- PROMPT -
Show every line in the records below that contains the word "points".

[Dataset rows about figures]
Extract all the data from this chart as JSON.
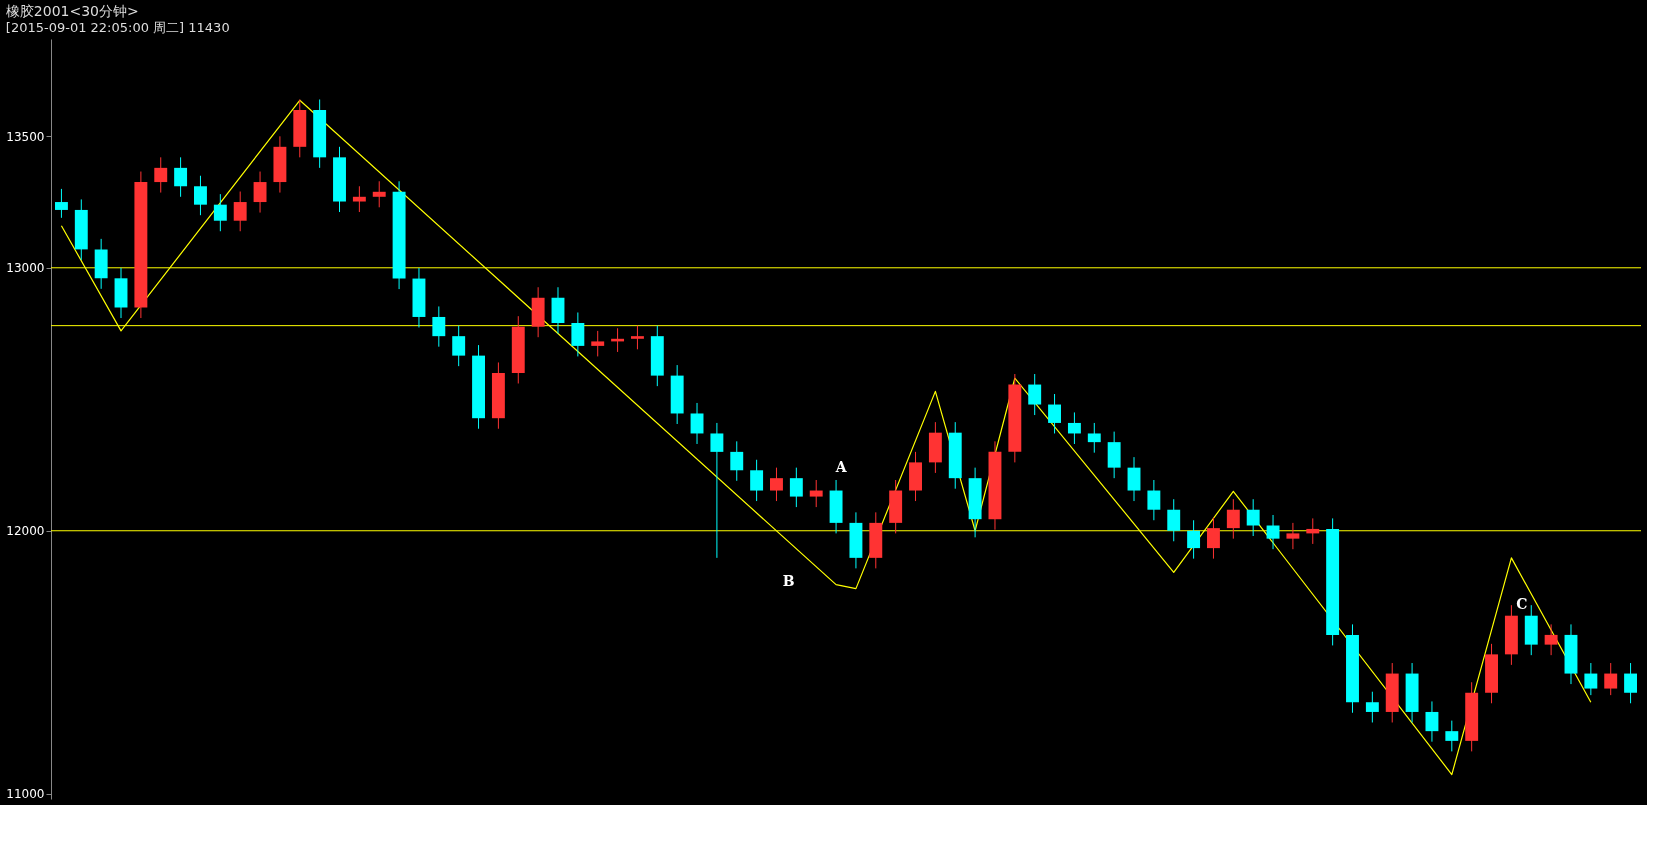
{
  "chart_data": {
    "type": "candlestick",
    "title": "橡胶2001<30分钟>",
    "subtitle": "[2015-09-01  22:05:00 周二]     11430",
    "categories": [
      null,
      null,
      null,
      null,
      null,
      null,
      null,
      null,
      null,
      null,
      null,
      null,
      null,
      null,
      null,
      null,
      null,
      null,
      null,
      null,
      null,
      null,
      null,
      null,
      null,
      null,
      null,
      null,
      null,
      null,
      null,
      null,
      null,
      null,
      null,
      null,
      null,
      null,
      null,
      null,
      null,
      null,
      null,
      null,
      null,
      null,
      null,
      null,
      null,
      null,
      null,
      null,
      null,
      null,
      null,
      null,
      null,
      null,
      null,
      null,
      null,
      null,
      null,
      null,
      null,
      null,
      null,
      null,
      null,
      null,
      null,
      null,
      null,
      null,
      null,
      null,
      null,
      null,
      null,
      null
    ],
    "ohlc": [
      [
        13250,
        13300,
        13190,
        13220
      ],
      [
        13220,
        13260,
        13030,
        13070
      ],
      [
        13070,
        13110,
        12920,
        12960
      ],
      [
        12960,
        13000,
        12809,
        12849
      ],
      [
        12849,
        13366,
        12809,
        13326
      ],
      [
        13326,
        13420,
        13286,
        13380
      ],
      [
        13380,
        13420,
        13270,
        13310
      ],
      [
        13310,
        13350,
        13200,
        13240
      ],
      [
        13240,
        13280,
        13139,
        13179
      ],
      [
        13179,
        13290,
        13139,
        13250
      ],
      [
        13250,
        13366,
        13210,
        13326
      ],
      [
        13326,
        13500,
        13286,
        13460
      ],
      [
        13460,
        13640,
        13420,
        13600
      ],
      [
        13600,
        13640,
        13380,
        13420
      ],
      [
        13420,
        13460,
        13212,
        13252
      ],
      [
        13252,
        13310,
        13212,
        13270
      ],
      [
        13270,
        13329,
        13230,
        13289
      ],
      [
        13289,
        13329,
        12919,
        12959
      ],
      [
        12959,
        12999,
        12773,
        12813
      ],
      [
        12813,
        12853,
        12700,
        12740
      ],
      [
        12740,
        12780,
        12626,
        12666
      ],
      [
        12666,
        12706,
        12388,
        12428
      ],
      [
        12428,
        12640,
        12388,
        12600
      ],
      [
        12600,
        12816,
        12560,
        12776
      ],
      [
        12776,
        12926,
        12736,
        12886
      ],
      [
        12886,
        12926,
        12750,
        12790
      ],
      [
        12790,
        12830,
        12663,
        12703
      ],
      [
        12703,
        12760,
        12663,
        12720
      ],
      [
        12720,
        12770,
        12680,
        12730
      ],
      [
        12730,
        12780,
        12690,
        12740
      ],
      [
        12740,
        12780,
        12550,
        12590
      ],
      [
        12590,
        12630,
        12406,
        12446
      ],
      [
        12446,
        12486,
        12330,
        12370
      ],
      [
        12370,
        12410,
        11897,
        12300
      ],
      [
        12300,
        12340,
        12190,
        12230
      ],
      [
        12230,
        12270,
        12113,
        12153
      ],
      [
        12153,
        12240,
        12113,
        12200
      ],
      [
        12200,
        12240,
        12090,
        12130
      ],
      [
        12130,
        12193,
        12090,
        12153
      ],
      [
        12153,
        12193,
        11990,
        12030
      ],
      [
        12030,
        12070,
        11857,
        11897
      ],
      [
        11897,
        12070,
        11857,
        12030
      ],
      [
        12030,
        12193,
        11990,
        12153
      ],
      [
        12153,
        12300,
        12113,
        12260
      ],
      [
        12260,
        12413,
        12220,
        12373
      ],
      [
        12373,
        12413,
        12160,
        12200
      ],
      [
        12200,
        12240,
        11975,
        12044
      ],
      [
        12044,
        12340,
        12004,
        12300
      ],
      [
        12300,
        12596,
        12260,
        12556
      ],
      [
        12556,
        12596,
        12440,
        12480
      ],
      [
        12480,
        12520,
        12370,
        12410
      ],
      [
        12410,
        12450,
        12330,
        12370
      ],
      [
        12370,
        12410,
        12297,
        12337
      ],
      [
        12337,
        12377,
        12200,
        12240
      ],
      [
        12240,
        12280,
        12113,
        12153
      ],
      [
        12153,
        12193,
        12040,
        12080
      ],
      [
        12080,
        12120,
        11960,
        12000
      ],
      [
        12000,
        12040,
        11894,
        11934
      ],
      [
        11934,
        12050,
        11894,
        12010
      ],
      [
        12010,
        12120,
        11970,
        12080
      ],
      [
        12080,
        12120,
        11980,
        12020
      ],
      [
        12020,
        12060,
        11930,
        11970
      ],
      [
        11970,
        12030,
        11930,
        11990
      ],
      [
        11990,
        12047,
        11950,
        12007
      ],
      [
        12007,
        12047,
        11564,
        11604
      ],
      [
        11604,
        11644,
        11308,
        11348
      ],
      [
        11348,
        11388,
        11271,
        11311
      ],
      [
        11311,
        11497,
        11271,
        11457
      ],
      [
        11457,
        11497,
        11271,
        11311
      ],
      [
        11311,
        11351,
        11198,
        11238
      ],
      [
        11238,
        11278,
        11161,
        11201
      ],
      [
        11201,
        11424,
        11161,
        11384
      ],
      [
        11384,
        11570,
        11344,
        11530
      ],
      [
        11530,
        11717,
        11490,
        11677
      ],
      [
        11677,
        11717,
        11527,
        11567
      ],
      [
        11567,
        11644,
        11527,
        11604
      ],
      [
        11604,
        11644,
        11417,
        11457
      ],
      [
        11457,
        11497,
        11375,
        11400
      ],
      [
        11400,
        11497,
        11375,
        11457
      ],
      [
        11457,
        11497,
        11344,
        11384
      ]
    ],
    "series": [
      {
        "type": "line",
        "color": "#ffff00",
        "values": [
          13160,
          null,
          null,
          12760,
          null,
          null,
          null,
          null,
          null,
          null,
          null,
          null,
          13637,
          null,
          null,
          null,
          null,
          null,
          null,
          null,
          null,
          null,
          null,
          null,
          null,
          null,
          null,
          null,
          null,
          null,
          null,
          null,
          null,
          null,
          null,
          null,
          null,
          null,
          null,
          11795,
          11780,
          null,
          null,
          null,
          12530,
          null,
          12000,
          null,
          12580,
          null,
          null,
          null,
          null,
          null,
          null,
          null,
          11842,
          null,
          null,
          12150,
          null,
          null,
          null,
          null,
          null,
          null,
          null,
          null,
          null,
          null,
          11073,
          null,
          null,
          11897,
          null,
          null,
          null,
          11348,
          null,
          null
        ]
      }
    ],
    "ylim": [
      10980,
      13870
    ],
    "yticks": [
      11000,
      12000,
      13000,
      13500
    ],
    "ref_lines": [
      {
        "axis": "y",
        "value": 13000,
        "color": "#ffff00"
      },
      {
        "axis": "y",
        "value": 12000,
        "color": "#ffff00"
      },
      {
        "axis": "y",
        "value": 12780,
        "color": "#ffff00"
      }
    ],
    "annotations": [
      "A",
      "B",
      "C"
    ],
    "tick_labels": "y",
    "grid": false
  }
}
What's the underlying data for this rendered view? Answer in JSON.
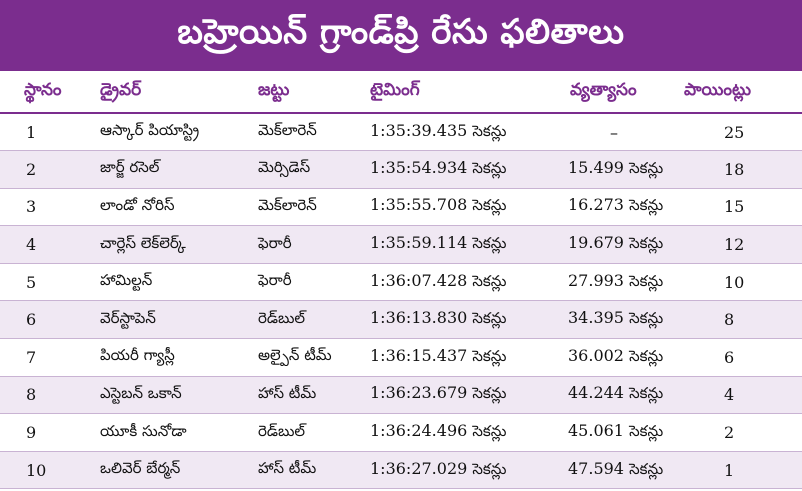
{
  "title": "బహ్రెయిన్ గ్రాండ్‌ప్రి రేసు ఫలితాలు",
  "colors": {
    "accent": "#7b2d8e",
    "row_alt": "#f0e8f3"
  },
  "headers": {
    "position": "స్థానం",
    "driver": "డ్రైవర్",
    "team": "జట్టు",
    "timing": "టైమింగ్",
    "gap": "వ్యత్యాసం",
    "points": "పాయింట్లు"
  },
  "rows": [
    {
      "position": "1",
      "driver": "ఆస్కార్ పియాస్ట్రి",
      "team": "మెక్‌లారెన్",
      "time": "1:35:39.435",
      "time_unit": "సెకన్లు",
      "gap": "–",
      "gap_unit": "",
      "points": "25"
    },
    {
      "position": "2",
      "driver": "జార్జ్ రసెల్",
      "team": "మెర్సిడెస్",
      "time": "1:35:54.934",
      "time_unit": "సెకన్లు",
      "gap": "15.499",
      "gap_unit": "సెకన్లు",
      "points": "18"
    },
    {
      "position": "3",
      "driver": "లాండో నోరిస్",
      "team": "మెక్‌లారెన్",
      "time": "1:35:55.708",
      "time_unit": "సెకన్లు",
      "gap": "16.273",
      "gap_unit": "సెకన్లు",
      "points": "15"
    },
    {
      "position": "4",
      "driver": "చార్లెస్ లెక్‌లెర్క్",
      "team": "ఫెరారీ",
      "time": "1:35:59.114",
      "time_unit": "సెకన్లు",
      "gap": "19.679",
      "gap_unit": "సెకన్లు",
      "points": "12"
    },
    {
      "position": "5",
      "driver": "హామిల్టన్",
      "team": "ఫెరారీ",
      "time": "1:36:07.428",
      "time_unit": "సెకన్లు",
      "gap": "27.993",
      "gap_unit": "సెకన్లు",
      "points": "10"
    },
    {
      "position": "6",
      "driver": "వెర్‌స్టాపెన్",
      "team": "రెడ్‌బుల్",
      "time": "1:36:13.830",
      "time_unit": "సెకన్లు",
      "gap": "34.395",
      "gap_unit": "సెకన్లు",
      "points": "8"
    },
    {
      "position": "7",
      "driver": "పియరీ గ్యాస్లీ",
      "team": "అల్పైన్ టీమ్",
      "time": "1:36:15.437",
      "time_unit": "సెకన్లు",
      "gap": "36.002",
      "gap_unit": "సెకన్లు",
      "points": "6"
    },
    {
      "position": "8",
      "driver": "ఎస్టెబన్ ఒకాన్",
      "team": "హాస్ టీమ్",
      "time": "1:36:23.679",
      "time_unit": "సెకన్లు",
      "gap": "44.244",
      "gap_unit": "సెకన్లు",
      "points": "4"
    },
    {
      "position": "9",
      "driver": "యూకీ సునోడా",
      "team": "రెడ్‌బుల్",
      "time": "1:36:24.496",
      "time_unit": "సెకన్లు",
      "gap": "45.061",
      "gap_unit": "సెకన్లు",
      "points": "2"
    },
    {
      "position": "10",
      "driver": "ఒలివెర్ బేర్మన్",
      "team": "హాస్ టీమ్",
      "time": "1:36:27.029",
      "time_unit": "సెకన్లు",
      "gap": "47.594",
      "gap_unit": "సెకన్లు",
      "points": "1"
    }
  ]
}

- RESULT OF THIS TASK -
    "points": "పాయింట్లు"
      "points": "25"
      "points": "18"
      "points": "15"
      "points": "12"
      "points": "10"
      "points": "8"
      "points": "6"
      "points": "4"
      "points": "2"
      "points": "1"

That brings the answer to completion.